Rows from a figure dataset:
--------------------

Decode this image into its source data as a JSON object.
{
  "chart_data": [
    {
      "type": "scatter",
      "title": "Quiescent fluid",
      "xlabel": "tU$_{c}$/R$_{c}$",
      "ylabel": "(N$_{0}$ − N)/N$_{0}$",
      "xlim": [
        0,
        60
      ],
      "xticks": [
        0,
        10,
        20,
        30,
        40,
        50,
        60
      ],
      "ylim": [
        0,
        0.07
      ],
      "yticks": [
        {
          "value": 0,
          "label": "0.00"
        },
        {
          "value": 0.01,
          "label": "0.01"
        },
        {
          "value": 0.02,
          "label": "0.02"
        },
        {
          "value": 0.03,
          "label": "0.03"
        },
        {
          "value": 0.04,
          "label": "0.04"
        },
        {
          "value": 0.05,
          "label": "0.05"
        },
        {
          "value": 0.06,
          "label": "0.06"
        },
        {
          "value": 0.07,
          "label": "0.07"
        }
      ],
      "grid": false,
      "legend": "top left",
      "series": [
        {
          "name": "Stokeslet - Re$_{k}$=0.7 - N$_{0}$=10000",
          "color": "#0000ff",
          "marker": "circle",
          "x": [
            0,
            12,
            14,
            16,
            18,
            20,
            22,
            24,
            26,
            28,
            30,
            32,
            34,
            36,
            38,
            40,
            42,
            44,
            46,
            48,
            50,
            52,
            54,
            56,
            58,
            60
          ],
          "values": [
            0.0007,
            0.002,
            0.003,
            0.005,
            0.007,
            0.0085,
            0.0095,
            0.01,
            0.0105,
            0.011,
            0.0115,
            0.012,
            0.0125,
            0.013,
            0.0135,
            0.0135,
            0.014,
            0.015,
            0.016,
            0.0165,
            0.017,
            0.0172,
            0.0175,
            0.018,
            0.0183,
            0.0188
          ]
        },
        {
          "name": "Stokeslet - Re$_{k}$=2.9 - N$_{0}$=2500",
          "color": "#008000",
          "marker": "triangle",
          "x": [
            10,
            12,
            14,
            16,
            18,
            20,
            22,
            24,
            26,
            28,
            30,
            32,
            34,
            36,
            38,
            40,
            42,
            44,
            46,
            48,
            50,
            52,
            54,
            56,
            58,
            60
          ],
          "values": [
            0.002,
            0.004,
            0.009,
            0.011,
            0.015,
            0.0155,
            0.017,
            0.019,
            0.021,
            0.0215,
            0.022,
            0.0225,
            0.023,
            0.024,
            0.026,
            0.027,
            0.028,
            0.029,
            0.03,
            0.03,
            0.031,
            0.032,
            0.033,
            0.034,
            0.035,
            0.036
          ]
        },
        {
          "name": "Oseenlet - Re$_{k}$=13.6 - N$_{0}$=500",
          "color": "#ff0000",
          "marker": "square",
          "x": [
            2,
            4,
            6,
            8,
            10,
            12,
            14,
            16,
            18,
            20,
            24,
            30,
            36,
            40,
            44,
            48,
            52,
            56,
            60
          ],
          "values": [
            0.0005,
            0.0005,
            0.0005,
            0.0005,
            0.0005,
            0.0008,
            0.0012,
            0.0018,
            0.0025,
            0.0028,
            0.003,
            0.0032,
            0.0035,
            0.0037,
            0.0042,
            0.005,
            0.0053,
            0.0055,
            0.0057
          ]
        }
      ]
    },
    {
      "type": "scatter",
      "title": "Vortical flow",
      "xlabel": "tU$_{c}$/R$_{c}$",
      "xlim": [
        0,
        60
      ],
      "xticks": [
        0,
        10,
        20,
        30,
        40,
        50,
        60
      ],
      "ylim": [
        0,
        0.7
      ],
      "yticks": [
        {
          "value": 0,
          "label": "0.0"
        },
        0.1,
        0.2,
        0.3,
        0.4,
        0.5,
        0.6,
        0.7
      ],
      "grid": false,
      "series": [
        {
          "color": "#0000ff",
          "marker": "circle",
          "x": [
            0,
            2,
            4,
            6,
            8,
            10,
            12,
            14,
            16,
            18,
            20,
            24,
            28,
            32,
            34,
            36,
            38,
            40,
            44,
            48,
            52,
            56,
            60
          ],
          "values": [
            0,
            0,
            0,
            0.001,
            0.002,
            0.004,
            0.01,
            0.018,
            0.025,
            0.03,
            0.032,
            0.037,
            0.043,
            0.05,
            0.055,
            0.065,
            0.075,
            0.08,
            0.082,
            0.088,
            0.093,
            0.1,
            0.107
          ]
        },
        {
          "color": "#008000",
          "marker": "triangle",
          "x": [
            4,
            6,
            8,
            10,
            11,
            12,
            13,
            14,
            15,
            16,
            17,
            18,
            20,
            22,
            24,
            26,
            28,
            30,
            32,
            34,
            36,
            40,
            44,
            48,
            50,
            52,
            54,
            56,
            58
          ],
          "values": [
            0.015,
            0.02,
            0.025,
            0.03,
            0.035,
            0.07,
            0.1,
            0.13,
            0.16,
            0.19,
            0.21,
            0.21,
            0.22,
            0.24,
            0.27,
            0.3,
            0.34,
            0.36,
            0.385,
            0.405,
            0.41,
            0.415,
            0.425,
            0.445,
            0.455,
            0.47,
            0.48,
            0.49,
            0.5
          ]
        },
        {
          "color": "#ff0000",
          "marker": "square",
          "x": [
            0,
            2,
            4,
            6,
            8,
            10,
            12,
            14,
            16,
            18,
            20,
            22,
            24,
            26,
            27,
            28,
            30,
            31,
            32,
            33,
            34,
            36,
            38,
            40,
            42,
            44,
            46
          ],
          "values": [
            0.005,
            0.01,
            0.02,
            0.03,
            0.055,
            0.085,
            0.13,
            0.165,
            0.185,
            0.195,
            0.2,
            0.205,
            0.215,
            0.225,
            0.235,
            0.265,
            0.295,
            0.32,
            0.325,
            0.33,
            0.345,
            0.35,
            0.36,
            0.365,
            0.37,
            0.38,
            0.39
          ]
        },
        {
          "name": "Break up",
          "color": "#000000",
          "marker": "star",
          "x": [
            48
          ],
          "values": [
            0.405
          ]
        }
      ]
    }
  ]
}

--------------------

> Aim of the task:
From the listing above, extract every line exactly as it stands.

> Answer for this exercise:
Decode this image into its source data as a JSON object.
{
  "chart_data": [
    {
      "type": "scatter",
      "title": "Quiescent fluid",
      "xlabel": "tU$_{c}$/R$_{c}$",
      "ylabel": "(N$_{0}$ − N)/N$_{0}$",
      "xlim": [
        0,
        60
      ],
      "xticks": [
        0,
        10,
        20,
        30,
        40,
        50,
        60
      ],
      "ylim": [
        0,
        0.07
      ],
      "yticks": [
        {
          "value": 0,
          "label": "0.00"
        },
        {
          "value": 0.01,
          "label": "0.01"
        },
        {
          "value": 0.02,
          "label": "0.02"
        },
        {
          "value": 0.03,
          "label": "0.03"
        },
        {
          "value": 0.04,
          "label": "0.04"
        },
        {
          "value": 0.05,
          "label": "0.05"
        },
        {
          "value": 0.06,
          "label": "0.06"
        },
        {
          "value": 0.07,
          "label": "0.07"
        }
      ],
      "grid": false,
      "legend": "top left",
      "series": [
        {
          "name": "Stokeslet - Re$_{k}$=0.7 - N$_{0}$=10000",
          "color": "#0000ff",
          "marker": "circle",
          "x": [
            0,
            12,
            14,
            16,
            18,
            20,
            22,
            24,
            26,
            28,
            30,
            32,
            34,
            36,
            38,
            40,
            42,
            44,
            46,
            48,
            50,
            52,
            54,
            56,
            58,
            60
          ],
          "values": [
            0.0007,
            0.002,
            0.003,
            0.005,
            0.007,
            0.0085,
            0.0095,
            0.01,
            0.0105,
            0.011,
            0.0115,
            0.012,
            0.0125,
            0.013,
            0.0135,
            0.0135,
            0.014,
            0.015,
            0.016,
            0.0165,
            0.017,
            0.0172,
            0.0175,
            0.018,
            0.0183,
            0.0188
          ]
        },
        {
          "name": "Stokeslet - Re$_{k}$=2.9 - N$_{0}$=2500",
          "color": "#008000",
          "marker": "triangle",
          "x": [
            10,
            12,
            14,
            16,
            18,
            20,
            22,
            24,
            26,
            28,
            30,
            32,
            34,
            36,
            38,
            40,
            42,
            44,
            46,
            48,
            50,
            52,
            54,
            56,
            58,
            60
          ],
          "values": [
            0.002,
            0.004,
            0.009,
            0.011,
            0.015,
            0.0155,
            0.017,
            0.019,
            0.021,
            0.0215,
            0.022,
            0.0225,
            0.023,
            0.024,
            0.026,
            0.027,
            0.028,
            0.029,
            0.03,
            0.03,
            0.031,
            0.032,
            0.033,
            0.034,
            0.035,
            0.036
          ]
        },
        {
          "name": "Oseenlet - Re$_{k}$=13.6 - N$_{0}$=500",
          "color": "#ff0000",
          "marker": "square",
          "x": [
            2,
            4,
            6,
            8,
            10,
            12,
            14,
            16,
            18,
            20,
            24,
            30,
            36,
            40,
            44,
            48,
            52,
            56,
            60
          ],
          "values": [
            0.0005,
            0.0005,
            0.0005,
            0.0005,
            0.0005,
            0.0008,
            0.0012,
            0.0018,
            0.0025,
            0.0028,
            0.003,
            0.0032,
            0.0035,
            0.0037,
            0.0042,
            0.005,
            0.0053,
            0.0055,
            0.0057
          ]
        }
      ]
    },
    {
      "type": "scatter",
      "title": "Vortical flow",
      "xlabel": "tU$_{c}$/R$_{c}$",
      "xlim": [
        0,
        60
      ],
      "xticks": [
        0,
        10,
        20,
        30,
        40,
        50,
        60
      ],
      "ylim": [
        0,
        0.7
      ],
      "yticks": [
        {
          "value": 0,
          "label": "0.0"
        },
        0.1,
        0.2,
        0.3,
        0.4,
        0.5,
        0.6,
        0.7
      ],
      "grid": false,
      "series": [
        {
          "color": "#0000ff",
          "marker": "circle",
          "x": [
            0,
            2,
            4,
            6,
            8,
            10,
            12,
            14,
            16,
            18,
            20,
            24,
            28,
            32,
            34,
            36,
            38,
            40,
            44,
            48,
            52,
            56,
            60
          ],
          "values": [
            0,
            0,
            0,
            0.001,
            0.002,
            0.004,
            0.01,
            0.018,
            0.025,
            0.03,
            0.032,
            0.037,
            0.043,
            0.05,
            0.055,
            0.065,
            0.075,
            0.08,
            0.082,
            0.088,
            0.093,
            0.1,
            0.107
          ]
        },
        {
          "color": "#008000",
          "marker": "triangle",
          "x": [
            4,
            6,
            8,
            10,
            11,
            12,
            13,
            14,
            15,
            16,
            17,
            18,
            20,
            22,
            24,
            26,
            28,
            30,
            32,
            34,
            36,
            40,
            44,
            48,
            50,
            52,
            54,
            56,
            58
          ],
          "values": [
            0.015,
            0.02,
            0.025,
            0.03,
            0.035,
            0.07,
            0.1,
            0.13,
            0.16,
            0.19,
            0.21,
            0.21,
            0.22,
            0.24,
            0.27,
            0.3,
            0.34,
            0.36,
            0.385,
            0.405,
            0.41,
            0.415,
            0.425,
            0.445,
            0.455,
            0.47,
            0.48,
            0.49,
            0.5
          ]
        },
        {
          "color": "#ff0000",
          "marker": "square",
          "x": [
            0,
            2,
            4,
            6,
            8,
            10,
            12,
            14,
            16,
            18,
            20,
            22,
            24,
            26,
            27,
            28,
            30,
            31,
            32,
            33,
            34,
            36,
            38,
            40,
            42,
            44,
            46
          ],
          "values": [
            0.005,
            0.01,
            0.02,
            0.03,
            0.055,
            0.085,
            0.13,
            0.165,
            0.185,
            0.195,
            0.2,
            0.205,
            0.215,
            0.225,
            0.235,
            0.265,
            0.295,
            0.32,
            0.325,
            0.33,
            0.345,
            0.35,
            0.36,
            0.365,
            0.37,
            0.38,
            0.39
          ]
        },
        {
          "name": "Break up",
          "color": "#000000",
          "marker": "star",
          "x": [
            48
          ],
          "values": [
            0.405
          ]
        }
      ]
    }
  ]
}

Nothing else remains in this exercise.